(EXERCISE AIM): Repeat all the material exactly; pictures stay out of your copy.

Collected data entries:
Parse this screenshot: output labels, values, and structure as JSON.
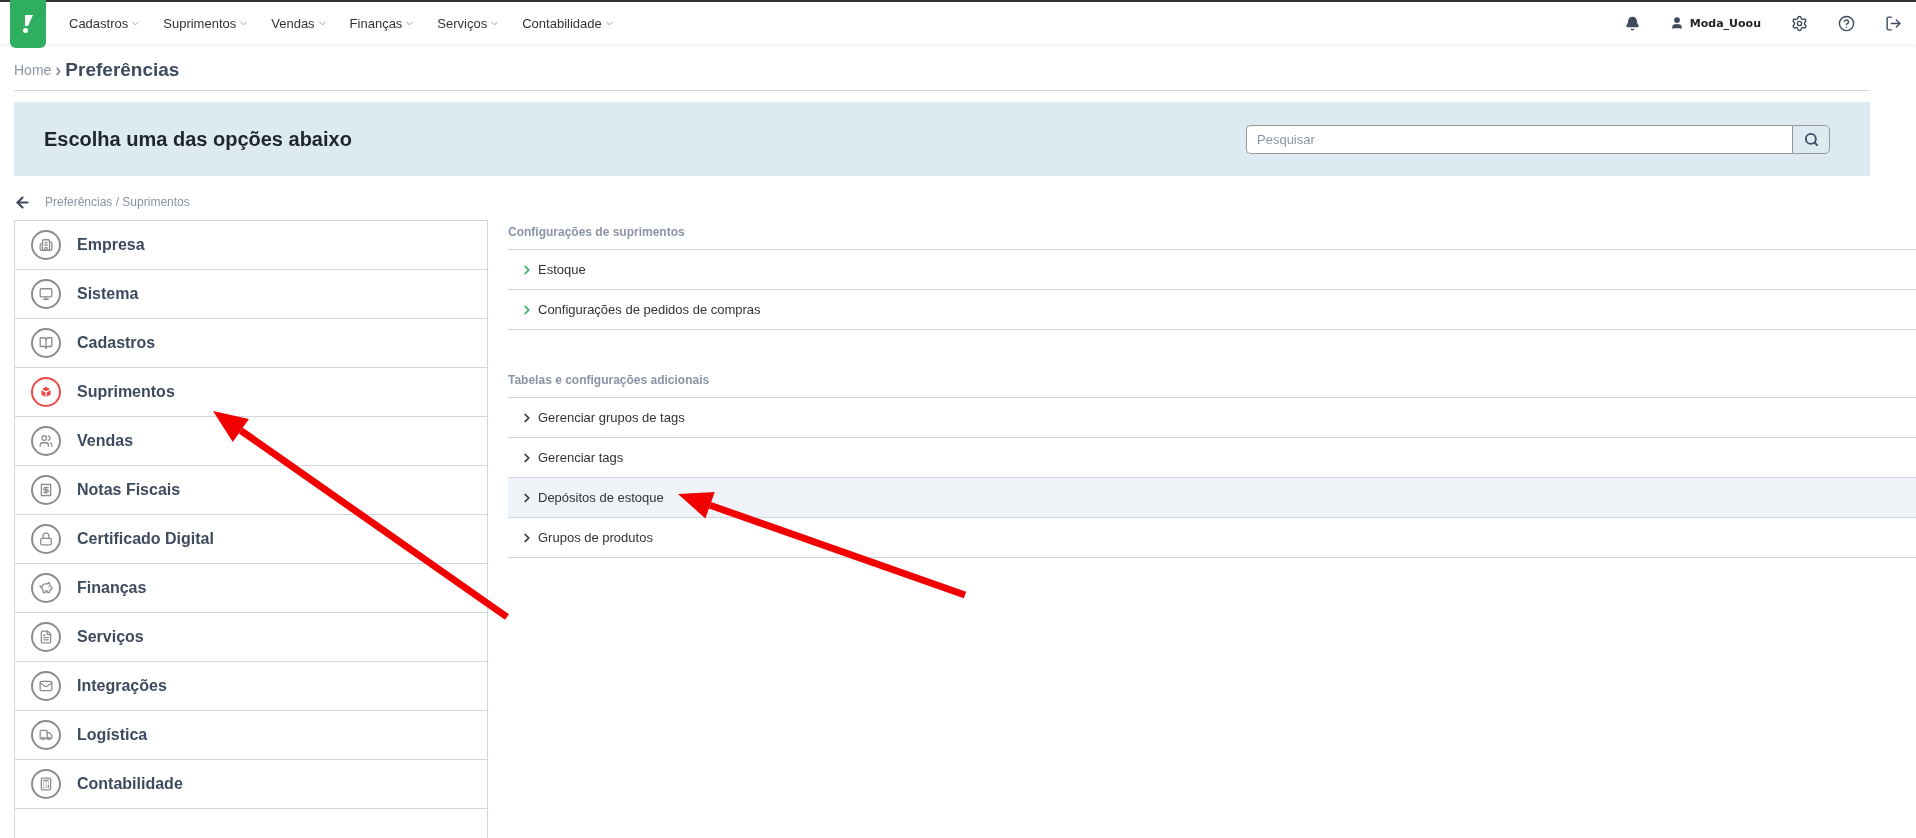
{
  "topbar": {
    "menu": [
      {
        "label": "Cadastros"
      },
      {
        "label": "Suprimentos"
      },
      {
        "label": "Vendas"
      },
      {
        "label": "Finanças"
      },
      {
        "label": "Serviços"
      },
      {
        "label": "Contabilidade"
      }
    ],
    "user": "Moda_Uoou"
  },
  "breadcrumb": {
    "home": "Home",
    "separator": "›",
    "current": "Preferências"
  },
  "banner": {
    "title": "Escolha uma das opções abaixo",
    "search": {
      "placeholder": "Pesquisar"
    }
  },
  "path": "Preferências / Suprimentos",
  "sidebar": {
    "items": [
      {
        "label": "Empresa",
        "selected": false
      },
      {
        "label": "Sistema",
        "selected": false
      },
      {
        "label": "Cadastros",
        "selected": false
      },
      {
        "label": "Suprimentos",
        "selected": true
      },
      {
        "label": "Vendas",
        "selected": false
      },
      {
        "label": "Notas Fiscais",
        "selected": false
      },
      {
        "label": "Certificado Digital",
        "selected": false
      },
      {
        "label": "Finanças",
        "selected": false
      },
      {
        "label": "Serviços",
        "selected": false
      },
      {
        "label": "Integrações",
        "selected": false
      },
      {
        "label": "Logística",
        "selected": false
      },
      {
        "label": "Contabilidade",
        "selected": false
      }
    ]
  },
  "sections": [
    {
      "title": "Configurações de suprimentos",
      "items": [
        {
          "label": "Estoque",
          "color": "#27ae60",
          "highlighted": false
        },
        {
          "label": "Configurações de pedidos de compras",
          "color": "#27ae60",
          "highlighted": false
        }
      ]
    },
    {
      "title": "Tabelas e configurações adicionais",
      "items": [
        {
          "label": "Gerenciar grupos de tags",
          "color": "#333333",
          "highlighted": false
        },
        {
          "label": "Gerenciar tags",
          "color": "#333333",
          "highlighted": false
        },
        {
          "label": "Depósitos de estoque",
          "color": "#333333",
          "highlighted": true
        },
        {
          "label": "Grupos de produtos",
          "color": "#333333",
          "highlighted": false
        }
      ]
    }
  ]
}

(CORRECT ANSWER):
Parse this screenshot: output labels, values, and structure as JSON.
{
  "topbar": {
    "menu": [
      {
        "label": "Cadastros"
      },
      {
        "label": "Suprimentos"
      },
      {
        "label": "Vendas"
      },
      {
        "label": "Finanças"
      },
      {
        "label": "Serviços"
      },
      {
        "label": "Contabilidade"
      }
    ],
    "user": "Moda_Uoou"
  },
  "breadcrumb": {
    "home": "Home",
    "separator": "›",
    "current": "Preferências"
  },
  "banner": {
    "title": "Escolha uma das opções abaixo",
    "search": {
      "placeholder": "Pesquisar"
    }
  },
  "path": "Preferências / Suprimentos",
  "sidebar": {
    "items": [
      {
        "label": "Empresa",
        "selected": false
      },
      {
        "label": "Sistema",
        "selected": false
      },
      {
        "label": "Cadastros",
        "selected": false
      },
      {
        "label": "Suprimentos",
        "selected": true
      },
      {
        "label": "Vendas",
        "selected": false
      },
      {
        "label": "Notas Fiscais",
        "selected": false
      },
      {
        "label": "Certificado Digital",
        "selected": false
      },
      {
        "label": "Finanças",
        "selected": false
      },
      {
        "label": "Serviços",
        "selected": false
      },
      {
        "label": "Integrações",
        "selected": false
      },
      {
        "label": "Logística",
        "selected": false
      },
      {
        "label": "Contabilidade",
        "selected": false
      }
    ]
  },
  "sections": [
    {
      "title": "Configurações de suprimentos",
      "items": [
        {
          "label": "Estoque",
          "color": "#27ae60",
          "highlighted": false
        },
        {
          "label": "Configurações de pedidos de compras",
          "color": "#27ae60",
          "highlighted": false
        }
      ]
    },
    {
      "title": "Tabelas e configurações adicionais",
      "items": [
        {
          "label": "Gerenciar grupos de tags",
          "color": "#333333",
          "highlighted": false
        },
        {
          "label": "Gerenciar tags",
          "color": "#333333",
          "highlighted": false
        },
        {
          "label": "Depósitos de estoque",
          "color": "#333333",
          "highlighted": true
        },
        {
          "label": "Grupos de produtos",
          "color": "#333333",
          "highlighted": false
        }
      ]
    }
  ]
}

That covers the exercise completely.